SELECTED PASSAGE
=======

Authors: Alexander Romano, Matthew Hesterman, Rachel Hill, Melodie Weller
Mentors: Melodie Weller
Insitution: University of Utah
Sjogren’s Disease (SjD) is an autoimmune disease diagnosed by symptoms of reduced tear and saliva excretion, accumulation of lymphocyte foci in the salivary glands, and the occurrence of antibodies against Ro (SSA), La (SSB), and nuclear proteins. The cause of SjD is unknown, though previous studies have detected the sequence and antigens of Hepatitis Delta Virus (HDV) in the minor salivary gland acinar, ductal, and adipose cells of patients with SjD; without the typical presence of a Hepatitis B coinfection. In this study, murine models were transduced with Adeno-associated virus containing expression cassettes for Luciferase (control), small, large, or a combination of both small and large HDV antigens to evaluate the impact of HDV antigen expression on salivary gland function and SjD autoimmune disease development. After a ten- or four-month period, the models were analyzed. Findings included a significant increase of inflammation for samples expressing both small and large HDV antigens, a significant increase of anti-SSA(La) antibodies in samples expressing the short HDV antigen, and a correlation between increased overall inflammation and decreased overall saliva flow. Performing qPCR methods verified the amount of HDV in the submandibular glands and Illumina sequencing portrayed an increase in glycolysis and beta oxidation metabolism in models with detectible HDV sequence. The models showed significantly increased IgM expression in the HDV exposed murine models, without significant change of other antibodies. Future plans include an ELISA diagnostic assay to verify the antibody levels and further sequencing analysis. With this information we can build a better picture of the direct mechanisms of HDV-mediated changes in salivary gland dysfunction and determine the extent that HDV can inducing systemic SjD symptoms.

=======

DATA SHOWN
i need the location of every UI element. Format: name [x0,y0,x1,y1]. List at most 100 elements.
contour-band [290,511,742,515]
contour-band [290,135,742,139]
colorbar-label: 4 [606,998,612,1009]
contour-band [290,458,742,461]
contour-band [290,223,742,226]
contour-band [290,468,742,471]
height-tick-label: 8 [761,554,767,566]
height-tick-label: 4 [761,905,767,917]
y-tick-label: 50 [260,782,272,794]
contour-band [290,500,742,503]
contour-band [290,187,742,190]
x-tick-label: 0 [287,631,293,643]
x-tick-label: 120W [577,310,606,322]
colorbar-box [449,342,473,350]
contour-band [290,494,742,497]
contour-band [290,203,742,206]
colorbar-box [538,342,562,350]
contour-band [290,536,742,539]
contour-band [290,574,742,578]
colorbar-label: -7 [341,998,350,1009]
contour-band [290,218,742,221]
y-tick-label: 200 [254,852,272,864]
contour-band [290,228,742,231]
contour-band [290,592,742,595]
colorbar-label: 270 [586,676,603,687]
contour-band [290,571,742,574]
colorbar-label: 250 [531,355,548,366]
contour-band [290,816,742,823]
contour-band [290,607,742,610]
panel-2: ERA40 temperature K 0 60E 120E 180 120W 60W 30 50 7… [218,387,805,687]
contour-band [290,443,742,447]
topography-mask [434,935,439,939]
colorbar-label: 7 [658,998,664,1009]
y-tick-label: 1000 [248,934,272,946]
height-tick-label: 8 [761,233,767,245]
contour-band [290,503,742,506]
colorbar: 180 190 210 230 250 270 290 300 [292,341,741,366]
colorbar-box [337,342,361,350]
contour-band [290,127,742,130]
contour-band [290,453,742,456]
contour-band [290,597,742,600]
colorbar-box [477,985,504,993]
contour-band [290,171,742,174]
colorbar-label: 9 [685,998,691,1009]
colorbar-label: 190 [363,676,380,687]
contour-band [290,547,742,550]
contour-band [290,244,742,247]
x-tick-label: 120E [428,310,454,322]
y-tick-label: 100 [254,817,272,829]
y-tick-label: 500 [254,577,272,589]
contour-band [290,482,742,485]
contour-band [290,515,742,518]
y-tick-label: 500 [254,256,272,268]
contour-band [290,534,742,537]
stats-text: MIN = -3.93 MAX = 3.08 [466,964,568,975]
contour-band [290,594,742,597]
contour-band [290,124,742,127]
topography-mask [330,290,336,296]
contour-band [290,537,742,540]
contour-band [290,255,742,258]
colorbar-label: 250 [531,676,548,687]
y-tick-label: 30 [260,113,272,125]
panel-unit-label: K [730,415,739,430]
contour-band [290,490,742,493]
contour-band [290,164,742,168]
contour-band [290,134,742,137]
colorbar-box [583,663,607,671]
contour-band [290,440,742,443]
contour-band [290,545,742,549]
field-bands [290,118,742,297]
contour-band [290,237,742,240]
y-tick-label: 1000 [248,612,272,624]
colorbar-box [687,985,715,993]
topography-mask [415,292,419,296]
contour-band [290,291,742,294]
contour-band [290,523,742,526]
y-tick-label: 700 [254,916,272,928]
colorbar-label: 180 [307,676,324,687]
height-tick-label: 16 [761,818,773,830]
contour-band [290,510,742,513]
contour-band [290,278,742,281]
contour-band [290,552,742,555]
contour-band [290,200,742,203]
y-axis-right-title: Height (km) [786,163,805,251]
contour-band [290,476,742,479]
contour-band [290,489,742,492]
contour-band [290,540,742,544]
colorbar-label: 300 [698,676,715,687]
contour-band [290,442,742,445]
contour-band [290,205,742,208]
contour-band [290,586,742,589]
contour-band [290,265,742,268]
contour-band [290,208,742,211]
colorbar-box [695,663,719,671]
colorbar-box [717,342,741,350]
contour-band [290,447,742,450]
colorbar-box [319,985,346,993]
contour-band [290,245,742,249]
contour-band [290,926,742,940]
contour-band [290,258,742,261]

=======

WHAT THE TASK REQUIRES
Reproduce the complete abstract on Hepatitis Delta Virus and Sjogren's Disease that appears before the data, without changing a single character.

FINAL ANSWER
Authors: Alexander Romano, Matthew Hesterman, Rachel Hill, Melodie Weller
Mentors: Melodie Weller
Insitution: University of Utah
Sjogren’s Disease (SjD) is an autoimmune disease diagnosed by symptoms of reduced tear and saliva excretion, accumulation of lymphocyte foci in the salivary glands, and the occurrence of antibodies against Ro (SSA), La (SSB), and nuclear proteins. The cause of SjD is unknown, though previous studies have detected the sequence and antigens of Hepatitis Delta Virus (HDV) in the minor salivary gland acinar, ductal, and adipose cells of patients with SjD; without the typical presence of a Hepatitis B coinfection. In this study, murine models were transduced with Adeno-associated virus containing expression cassettes for Luciferase (control), small, large, or a combination of both small and large HDV antigens to evaluate the impact of HDV antigen expression on salivary gland function and SjD autoimmune disease development. After a ten- or four-month period, the models were analyzed. Findings included a significant increase of inflammation for samples expressing both small and large HDV antigens, a significant increase of anti-SSA(La) antibodies in samples expressing the short HDV antigen, and a correlation between increased overall inflammation and decreased overall saliva flow. Performing qPCR methods verified the amount of HDV in the submandibular glands and Illumina sequencing portrayed an increase in glycolysis and beta oxidation metabolism in models with detectible HDV sequence. The models showed significantly increased IgM expression in the HDV exposed murine models, without significant change of other antibodies. Future plans include an ELISA diagnostic assay to verify the antibody levels and further sequencing analysis. With this information we can build a better picture of the direct mechanisms of HDV-mediated changes in salivary gland dysfunction and determine the extent that HDV can inducing systemic SjD symptoms.